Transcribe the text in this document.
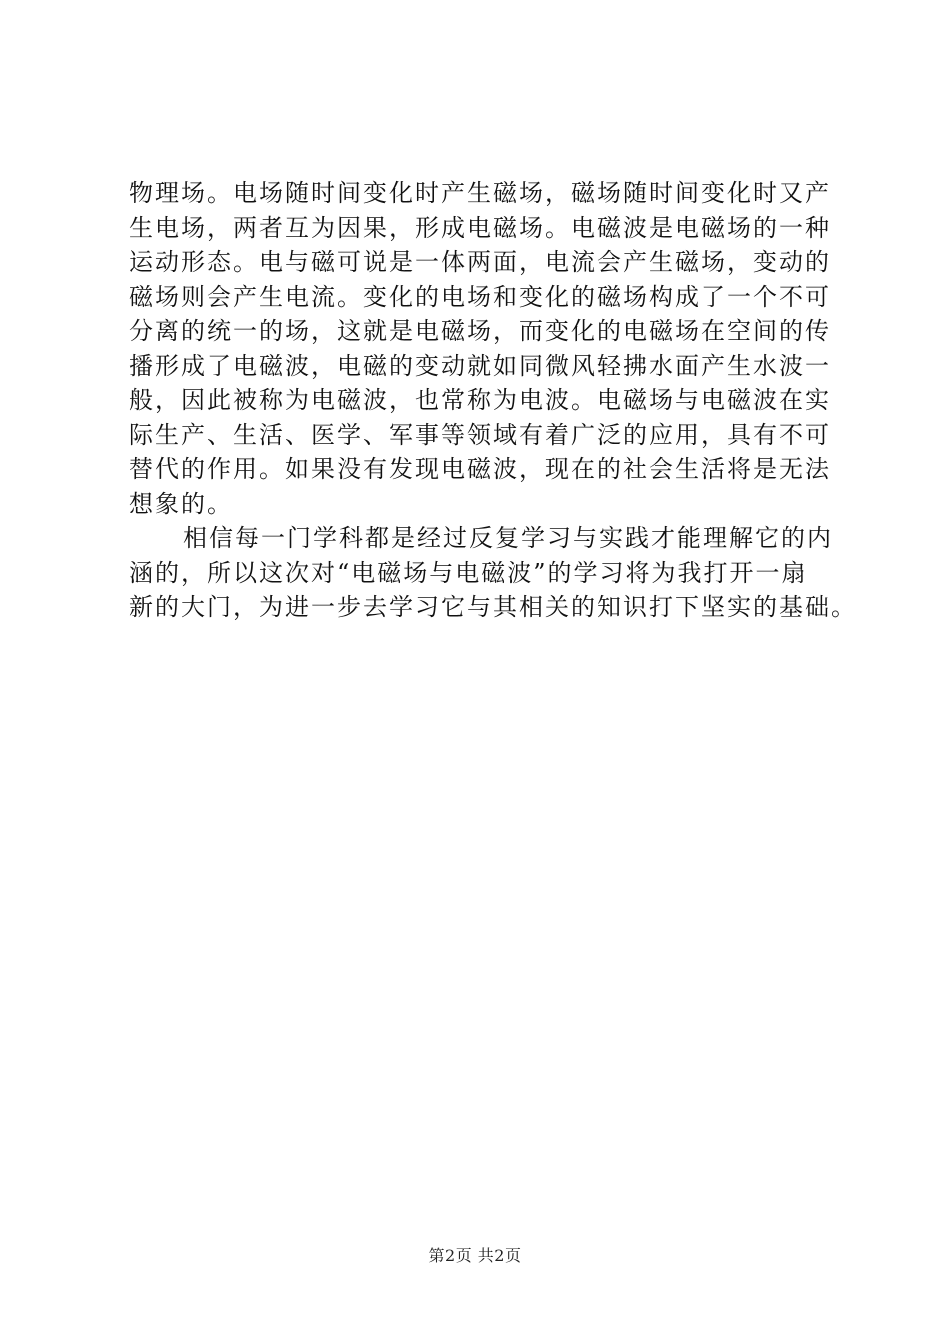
物理场。电场随时间变化时产生磁场，磁场随时间变化时又产
生电场，两者互为因果，形成电磁场。电磁波是电磁场的一种
运动形态。电与磁可说是一体两面，电流会产生磁场，变动的
磁场则会产生电流。变化的电场和变化的磁场构成了一个不可
分离的统一的场，这就是电磁场，而变化的电磁场在空间的传
播形成了电磁波，电磁的变动就如同微风轻拂水面产生水波一
般，因此被称为电磁波，也常称为电波。电磁场与电磁波在实
际生产、生活、医学、军事等领域有着广泛的应用，具有不可
替代的作用。如果没有发现电磁波，现在的社会生活将是无法
想象的。
相信每一门学科都是经过反复学习与实践才能理解它的内
涵的，所以这次对“电磁场与电磁波”的学习将为我打开一扇
新的大门，为进一步去学习它与其相关的知识打下坚实的基础。
第2页 共2页
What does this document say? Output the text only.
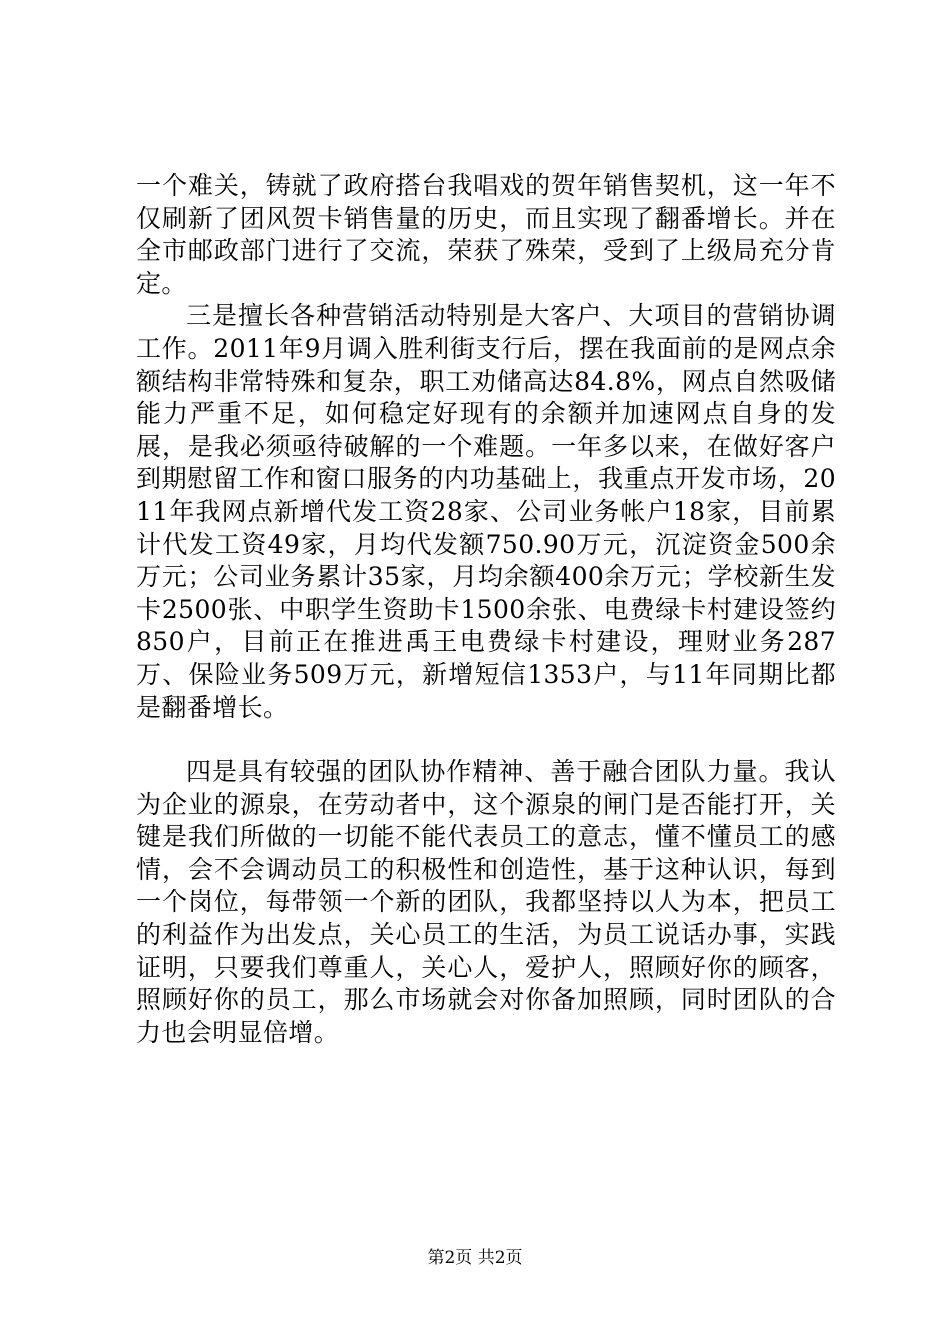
一个难关，铸就了政府搭台我唱戏的贺年销售契机，这一年不仅刷新了团风贺卡销售量的历史，而且实现了翻番增长。并在全市邮政部门进行了交流，荣获了殊荣，受到了上级局充分肯定。

三是擅长各种营销活动特别是大客户、大项目的营销协调工作。2011年9月调入胜利街支行后，摆在我面前的是网点余额结构非常特殊和复杂，职工劝储高达84.8%，网点自然吸储能力严重不足，如何稳定好现有的余额并加速网点自身的发展，是我必须亟待破解的一个难题。一年多以来，在做好客户到期慰留工作和窗口服务的内功基础上，我重点开发市场，2011年我网点新增代发工资28家、公司业务帐户18家，目前累计代发工资49家，月均代发额750.90万元，沉淀资金500余万元；公司业务累计35家，月均余额400余万元；学校新生发卡2500张、中职学生资助卡1500余张、电费绿卡村建设签约850户，目前正在推进禹王电费绿卡村建设，理财业务287万、保险业务509万元，新增短信1353户，与11年同期比都是翻番增长。

四是具有较强的团队协作精神、善于融合团队力量。我认为企业的源泉，在劳动者中，这个源泉的闸门是否能打开，关键是我们所做的一切能不能代表员工的意志，懂不懂员工的感情，会不会调动员工的积极性和创造性，基于这种认识，每到一个岗位，每带领一个新的团队，我都坚持以人为本，把员工的利益作为出发点，关心员工的生活，为员工说话办事，实践证明，只要我们尊重人，关心人，爱护人，照顾好你的顾客，照顾好你的员工，那么市场就会对你备加照顾，同时团队的合力也会明显倍增。

第2页 共2页
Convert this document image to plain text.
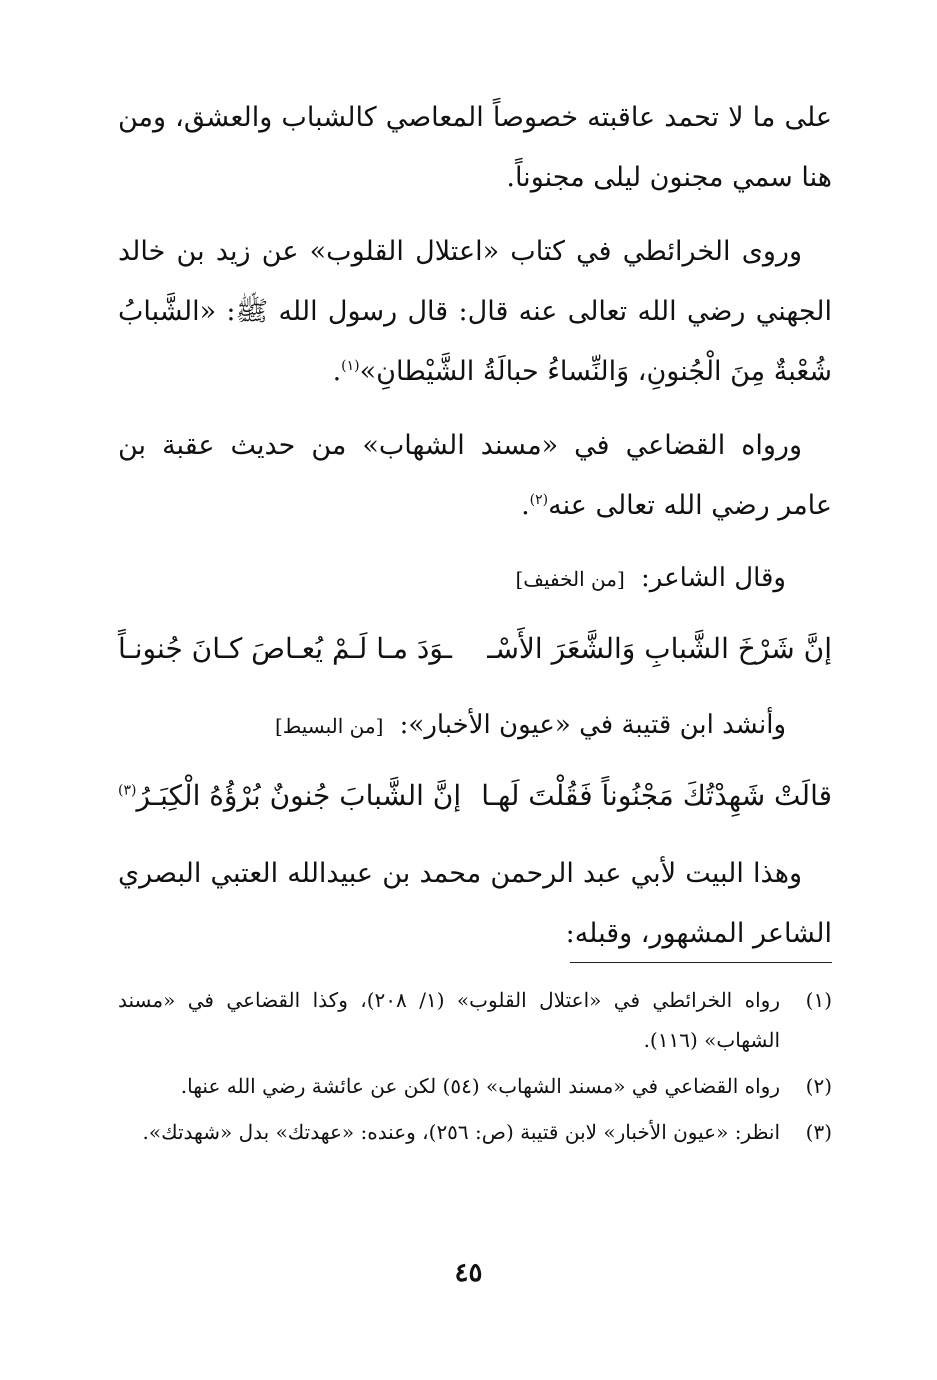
على ما لا تحمد عاقبته خصوصاً المعاصي كالشباب والعشق، ومن هنا سمي مجنون ليلى مجنوناً.

وروى الخرائطي في كتاب «اعتلال القلوب» عن زيد بن خالد الجهني رضي الله تعالى عنه قال: قال رسول الله ﷺ: «الشَّبابُ شُعْبةٌ مِنَ الْجُنونِ، وَالنِّساءُ حبالَةُ الشَّيْطانِ»$^{(١)}$.

ورواه القضاعي في «مسند الشهاب» من حديث عقبة بن عامر رضي الله تعالى عنه$^{(٢)}$.

وقال الشاعر: [من الخفيف]

إنَّ شَرْخَ الشَّبابِ وَالشَّعَرَ الأَسْـ
ـوَدَ مـا لَـمْ يُعـاصَ كـانَ جُنونـاً

وأنشد ابن قتيبة في «عيون الأخبار»: [من البسيط]

قالَتْ شَهِدْتُكَ مَجْنُوناً فَقُلْتَ لَهـا
إنَّ الشَّبابَ جُنونٌ بُرْؤُهُ الْكِبَـرُ$^{(٣)}$

وهذا البيت لأبي عبد الرحمن محمد بن عبيدالله العتبي البصري الشاعر المشهور، وقبله:

(١)
رواه الخرائطي في «اعتلال القلوب» (١/ ٢٠٨)، وكذا القضاعي في «مسند الشهاب» (١١٦).
(٢)
رواه القضاعي في «مسند الشهاب» (٥٤) لكن عن عائشة رضي الله عنها.
(٣)
انظر: «عيون الأخبار» لابن قتيبة (ص: ٢٥٦)، وعنده: «عهدتك» بدل «شهدتك».
٤٥
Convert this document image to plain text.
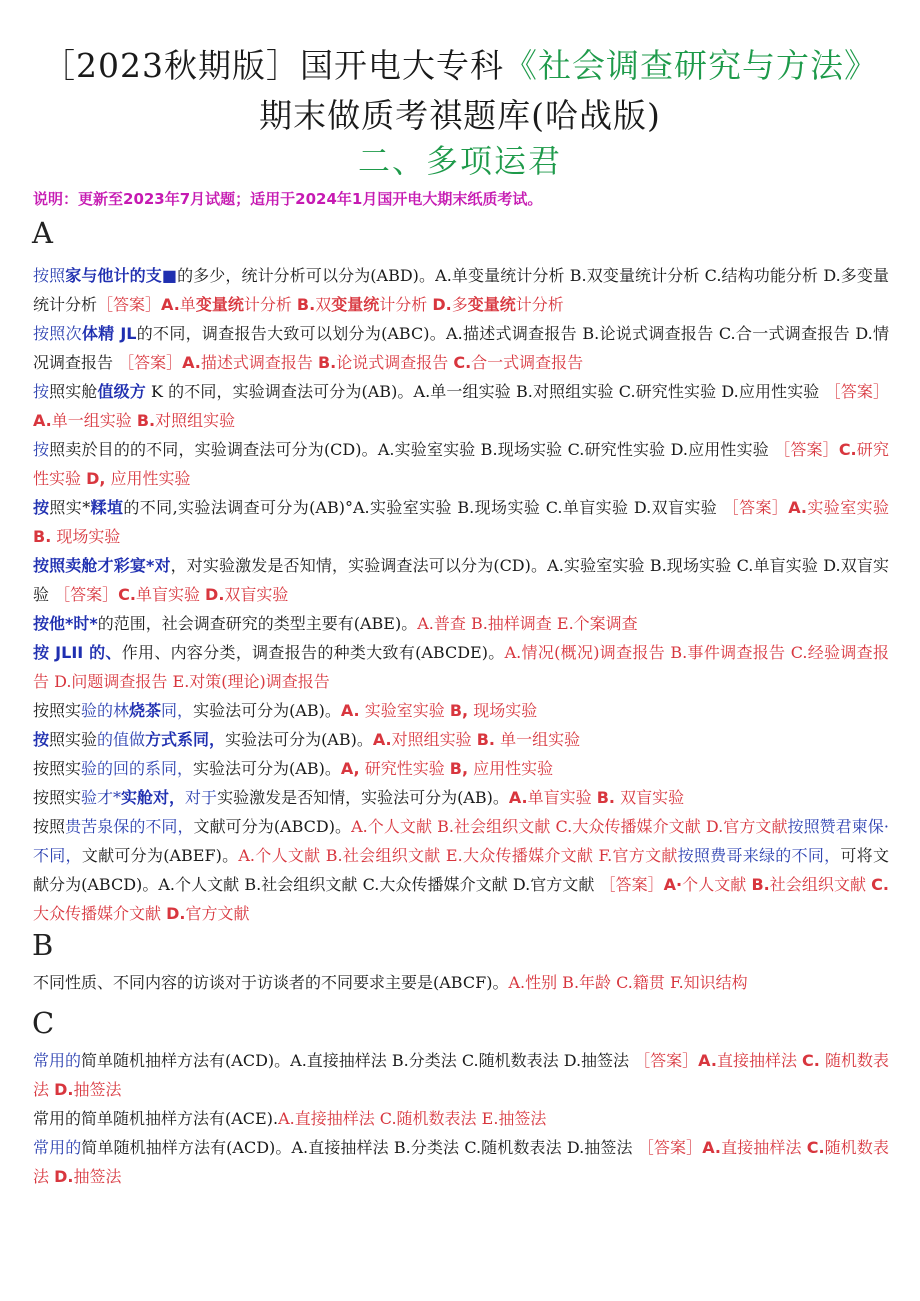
［2023秋期版］国开电大专科《社会调查研究与方法》
期末做质考祺题库(哈战版)
二、多项运君
说明：更新至2023年7月试题；适用于2024年1月国开电大期末纸质考试。
A

按照家与他计的支■的多少，统计分析可以分为(ABD)。A.单变量统计分析 B.双变量统计分析 C.结构功能分析 D.多变量统计分析［答案］A.单变量统计分析 B.双变量统计分析 D.多变量统计分析

按照次体精 JL的不同，调查报告大致可以划分为(ABC)。A.描述式调查报告 B.论说式调查报告 C.合一式调查报告 D.情况调查报告 ［答案］A.描述式调查报告 B.论说式调查报告 C.合一式调查报告

按照实舱值级方 K 的不同，实验调查法可分为(AB)。A.单一组实验 B.对照组实验 C.研究性实验 D.应用性实验 ［答案］A.单一组实验 B.对照组实验

按照卖於目的的不同，实验调查法可分为(CD)。A.实验室实验 B.现场实验 C.研究性实验 D.应用性实验 ［答案］C.研究性实验 D, 应用性实验

按照实*糅埴的不同,实验法调查可分为(AB)°A.实验室实验 B.现场实验 C.单盲实验 D.双盲实验 ［答案］A.实验室实验 B. 现场实验

按照卖舱才彩宴*对，对实验激发是否知情，实验调查法可以分为(CD)。A.实验室实验 B.现场实验 C.单盲实验 D.双盲实验 ［答案］C.单盲实验 D.双盲实验

按他*时*的范围，社会调查研究的类型主要有(ABE)。A.普查 B.抽样调查 E.个案调查

按 JLII 的、作用、内容分类，调查报告的种类大致有(ABCDE)。A.情况(概况)调查报告 B.事件调查报告 C.经验调查报告 D.问题调查报告 E.对策(理论)调查报告

按照实验的林烧茶同，实验法可分为(AB)。A. 实验室实验 B, 现场实验

按照实验的值做方式系同，实验法可分为(AB)。A.对照组实验 B. 单一组实验

按照实验的回的系同，实验法可分为(AB)。A, 研究性实验 B, 应用性实验

按照实验才*实舱对，对于实验激发是否知情，实验法可分为(AB)。A.单盲实验 B. 双盲实验

按照贵苦泉保的不同，文献可分为(ABCD)。A.个人文献 B.社会组织文献 C.大众传播媒介文献 D.官方文献按照赞君柬保·不同，文献可分为(ABEF)。A.个人文献 B.社会组织文献 E.大众传播媒介文献 F.官方文献按照费哥来绿的不同，可将文献分为(ABCD)。A.个人文献 B.社会组织文献 C.大众传播媒介文献 D.官方文献 ［答案］A·个人文献 B.社会组织文献 C.大众传播媒介文献 D.官方文献

B

不同性质、不同内容的访谈对于访谈者的不同要求主要是(ABCF)。A.性别 B.年龄 C.籍贯 F.知识结构

C

常用的简单随机抽样方法有(ACD)。A.直接抽样法 B.分类法 C.随机数表法 D.抽签法 ［答案］A.直接抽样法 C. 随机数表法 D.抽签法

常用的简单随机抽样方法有(ACE).A.直接抽样法 C.随机数表法 E.抽签法

常用的简单随机抽样方法有(ACD)。A.直接抽样法 B.分类法 C.随机数表法 D.抽签法 ［答案］A.直接抽样法 C.随机数表法 D.抽签法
◆ ◆ ◆ ◆ ◆
Given exercise: All of the data needs repeating exactly, but the pictures do not.

Exercise solution:
Transcribe the text in this document.
物理场。电场随时间变化时产生磁场，磁场随时间变化时又产
生电场，两者互为因果，形成电磁场。电磁波是电磁场的一种
运动形态。电与磁可说是一体两面，电流会产生磁场，变动的
磁场则会产生电流。变化的电场和变化的磁场构成了一个不可
分离的统一的场，这就是电磁场，而变化的电磁场在空间的传
播形成了电磁波，电磁的变动就如同微风轻拂水面产生水波一
般，因此被称为电磁波，也常称为电波。电磁场与电磁波在实
际生产、生活、医学、军事等领域有着广泛的应用，具有不可
替代的作用。如果没有发现电磁波，现在的社会生活将是无法
想象的。
相信每一门学科都是经过反复学习与实践才能理解它的内
涵的，所以这次对“电磁场与电磁波”的学习将为我打开一扇
新的大门，为进一步去学习它与其相关的知识打下坚实的基础。
第2页 共2页
What does this document say? Output the text only.
一个难关，铸就了政府搭台我唱戏的贺年销售契机，这一年不仅刷新了团风贺卡销售量的历史，而且实现了翻番增长。并在全市邮政部门进行了交流，荣获了殊荣，受到了上级局充分肯定。

三是擅长各种营销活动特别是大客户、大项目的营销协调工作。2011年9月调入胜利街支行后，摆在我面前的是网点余额结构非常特殊和复杂，职工劝储高达84.8%，网点自然吸储能力严重不足，如何稳定好现有的余额并加速网点自身的发展，是我必须亟待破解的一个难题。一年多以来，在做好客户到期慰留工作和窗口服务的内功基础上，我重点开发市场，2011年我网点新增代发工资28家、公司业务帐户18家，目前累计代发工资49家，月均代发额750.90万元，沉淀资金500余万元；公司业务累计35家，月均余额400余万元；学校新生发卡2500张、中职学生资助卡1500余张、电费绿卡村建设签约850户，目前正在推进禹王电费绿卡村建设，理财业务287万、保险业务509万元，新增短信1353户，与11年同期比都是翻番增长。

四是具有较强的团队协作精神、善于融合团队力量。我认为企业的源泉，在劳动者中，这个源泉的闸门是否能打开，关键是我们所做的一切能不能代表员工的意志，懂不懂员工的感情，会不会调动员工的积极性和创造性，基于这种认识，每到一个岗位，每带领一个新的团队，我都坚持以人为本，把员工的利益作为出发点，关心员工的生活，为员工说话办事，实践证明，只要我们尊重人，关心人，爱护人，照顾好你的顾客，照顾好你的员工，那么市场就会对你备加照顾，同时团队的合力也会明显倍增。

第2页 共2页
Convert this document image to plain text.
على ما لا تحمد عاقبته خصوصاً المعاصي كالشباب والعشق، ومن هنا سمي مجنون ليلى مجنوناً.

وروى الخرائطي في كتاب «اعتلال القلوب» عن زيد بن خالد الجهني رضي الله تعالى عنه قال: قال رسول الله ﷺ: «الشَّبابُ شُعْبةٌ مِنَ الْجُنونِ، وَالنِّساءُ حبالَةُ الشَّيْطانِ»$^{(١)}$.

ورواه القضاعي في «مسند الشهاب» من حديث عقبة بن عامر رضي الله تعالى عنه$^{(٢)}$.

وقال الشاعر: [من الخفيف]

إنَّ شَرْخَ الشَّبابِ وَالشَّعَرَ الأَسْـ
ـوَدَ مـا لَـمْ يُعـاصَ كـانَ جُنونـاً

وأنشد ابن قتيبة في «عيون الأخبار»: [من البسيط]

قالَتْ شَهِدْتُكَ مَجْنُوناً فَقُلْتَ لَهـا
إنَّ الشَّبابَ جُنونٌ بُرْؤُهُ الْكِبَـرُ$^{(٣)}$

وهذا البيت لأبي عبد الرحمن محمد بن عبيدالله العتبي البصري الشاعر المشهور، وقبله:

(١)
رواه الخرائطي في «اعتلال القلوب» (١/ ٢٠٨)، وكذا القضاعي في «مسند الشهاب» (١١٦).
(٢)
رواه القضاعي في «مسند الشهاب» (٥٤) لكن عن عائشة رضي الله عنها.
(٣)
انظر: «عيون الأخبار» لابن قتيبة (ص: ٢٥٦)، وعنده: «عهدتك» بدل «شهدتك».
٤٥
Convert this document image to plain text.
［2023秋期版］国开电大专科《社会调查研究与方法》
期末做质考祺题库(哈战版)
二、多项运君
说明：更新至2023年7月试题；适用于2024年1月国开电大期末纸质考试。
A

按照家与他计的支■的多少，统计分析可以分为(ABD)。A.单变量统计分析 B.双变量统计分析 C.结构功能分析 D.多变量统计分析［答案］A.单变量统计分析 B.双变量统计分析 D.多变量统计分析

按照次体精 JL的不同，调查报告大致可以划分为(ABC)。A.描述式调查报告 B.论说式调查报告 C.合一式调查报告 D.情况调查报告 ［答案］A.描述式调查报告 B.论说式调查报告 C.合一式调查报告

按照实舱值级方 K 的不同，实验调查法可分为(AB)。A.单一组实验 B.对照组实验 C.研究性实验 D.应用性实验 ［答案］A.单一组实验 B.对照组实验

按照卖於目的的不同，实验调查法可分为(CD)。A.实验室实验 B.现场实验 C.研究性实验 D.应用性实验 ［答案］C.研究性实验 D, 应用性实验

按照实*糅埴的不同,实验法调查可分为(AB)°A.实验室实验 B.现场实验 C.单盲实验 D.双盲实验 ［答案］A.实验室实验 B. 现场实验

按照卖舱才彩宴*对，对实验激发是否知情，实验调查法可以分为(CD)。A.实验室实验 B.现场实验 C.单盲实验 D.双盲实验 ［答案］C.单盲实验 D.双盲实验

按他*时*的范围，社会调查研究的类型主要有(ABE)。A.普查 B.抽样调查 E.个案调查

按 JLII 的、作用、内容分类，调查报告的种类大致有(ABCDE)。A.情况(概况)调查报告 B.事件调查报告 C.经验调查报告 D.问题调查报告 E.对策(理论)调查报告

按照实验的林烧茶同，实验法可分为(AB)。A. 实验室实验 B, 现场实验

按照实验的值做方式系同，实验法可分为(AB)。A.对照组实验 B. 单一组实验

按照实验的回的系同，实验法可分为(AB)。A, 研究性实验 B, 应用性实验

按照实验才*实舱对，对于实验激发是否知情，实验法可分为(AB)。A.单盲实验 B. 双盲实验

按照贵苦泉保的不同，文献可分为(ABCD)。A.个人文献 B.社会组织文献 C.大众传播媒介文献 D.官方文献按照赞君柬保·不同，文献可分为(ABEF)。A.个人文献 B.社会组织文献 E.大众传播媒介文献 F.官方文献按照费哥来绿的不同，可将文献分为(ABCD)。A.个人文献 B.社会组织文献 C.大众传播媒介文献 D.官方文献 ［答案］A·个人文献 B.社会组织文献 C.大众传播媒介文献 D.官方文献

B

不同性质、不同内容的访谈对于访谈者的不同要求主要是(ABCF)。A.性别 B.年龄 C.籍贯 F.知识结构

C

常用的简单随机抽样方法有(ACD)。A.直接抽样法 B.分类法 C.随机数表法 D.抽签法 ［答案］A.直接抽样法 C. 随机数表法 D.抽签法

常用的简单随机抽样方法有(ACE).A.直接抽样法 C.随机数表法 E.抽签法

常用的简单随机抽样方法有(ACD)。A.直接抽样法 B.分类法 C.随机数表法 D.抽签法 ［答案］A.直接抽样法 C.随机数表法 D.抽签法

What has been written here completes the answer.